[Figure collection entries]

+++++

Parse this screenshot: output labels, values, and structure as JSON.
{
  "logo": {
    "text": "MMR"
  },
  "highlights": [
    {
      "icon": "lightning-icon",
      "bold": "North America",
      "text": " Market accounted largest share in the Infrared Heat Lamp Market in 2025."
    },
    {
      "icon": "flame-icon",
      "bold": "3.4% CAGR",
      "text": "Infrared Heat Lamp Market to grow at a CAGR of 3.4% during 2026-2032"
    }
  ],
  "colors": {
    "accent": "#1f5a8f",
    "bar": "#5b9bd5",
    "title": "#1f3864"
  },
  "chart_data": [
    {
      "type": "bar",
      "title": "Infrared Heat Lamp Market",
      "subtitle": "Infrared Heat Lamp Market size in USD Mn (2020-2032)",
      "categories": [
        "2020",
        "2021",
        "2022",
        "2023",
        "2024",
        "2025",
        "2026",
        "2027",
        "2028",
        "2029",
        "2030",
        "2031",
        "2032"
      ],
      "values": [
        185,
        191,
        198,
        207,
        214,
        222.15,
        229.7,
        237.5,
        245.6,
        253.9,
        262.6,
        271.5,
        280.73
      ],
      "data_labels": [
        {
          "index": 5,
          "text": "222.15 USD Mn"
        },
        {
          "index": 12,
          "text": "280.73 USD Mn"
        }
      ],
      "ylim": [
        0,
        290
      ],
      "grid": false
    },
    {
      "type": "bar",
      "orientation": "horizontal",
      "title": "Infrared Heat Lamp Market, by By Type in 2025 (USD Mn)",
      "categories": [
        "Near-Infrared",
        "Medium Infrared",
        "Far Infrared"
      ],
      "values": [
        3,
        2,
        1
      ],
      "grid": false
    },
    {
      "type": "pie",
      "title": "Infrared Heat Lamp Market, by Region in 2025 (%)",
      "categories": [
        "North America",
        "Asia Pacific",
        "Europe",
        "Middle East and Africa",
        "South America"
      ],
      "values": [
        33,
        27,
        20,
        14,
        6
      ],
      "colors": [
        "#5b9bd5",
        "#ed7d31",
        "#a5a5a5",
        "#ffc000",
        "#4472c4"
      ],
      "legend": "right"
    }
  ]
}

+++++

■ Prompt ■
Repeat all of the records above exactly as they appear.

■ Task result ■
Parse this screenshot: output labels, values, and structure as JSON.
{
  "logo": {
    "text": "MMR"
  },
  "highlights": [
    {
      "icon": "lightning-icon",
      "bold": "North America",
      "text": " Market accounted largest share in the Infrared Heat Lamp Market in 2025."
    },
    {
      "icon": "flame-icon",
      "bold": "3.4% CAGR",
      "text": "Infrared Heat Lamp Market to grow at a CAGR of 3.4% during 2026-2032"
    }
  ],
  "colors": {
    "accent": "#1f5a8f",
    "bar": "#5b9bd5",
    "title": "#1f3864"
  },
  "chart_data": [
    {
      "type": "bar",
      "title": "Infrared Heat Lamp Market",
      "subtitle": "Infrared Heat Lamp Market size in USD Mn (2020-2032)",
      "categories": [
        "2020",
        "2021",
        "2022",
        "2023",
        "2024",
        "2025",
        "2026",
        "2027",
        "2028",
        "2029",
        "2030",
        "2031",
        "2032"
      ],
      "values": [
        185,
        191,
        198,
        207,
        214,
        222.15,
        229.7,
        237.5,
        245.6,
        253.9,
        262.6,
        271.5,
        280.73
      ],
      "data_labels": [
        {
          "index": 5,
          "text": "222.15 USD Mn"
        },
        {
          "index": 12,
          "text": "280.73 USD Mn"
        }
      ],
      "ylim": [
        0,
        290
      ],
      "grid": false
    },
    {
      "type": "bar",
      "orientation": "horizontal",
      "title": "Infrared Heat Lamp Market, by By Type in 2025 (USD Mn)",
      "categories": [
        "Near-Infrared",
        "Medium Infrared",
        "Far Infrared"
      ],
      "values": [
        3,
        2,
        1
      ],
      "grid": false
    },
    {
      "type": "pie",
      "title": "Infrared Heat Lamp Market, by Region in 2025 (%)",
      "categories": [
        "North America",
        "Asia Pacific",
        "Europe",
        "Middle East and Africa",
        "South America"
      ],
      "values": [
        33,
        27,
        20,
        14,
        6
      ],
      "colors": [
        "#5b9bd5",
        "#ed7d31",
        "#a5a5a5",
        "#ffc000",
        "#4472c4"
      ],
      "legend": "right"
    }
  ]
}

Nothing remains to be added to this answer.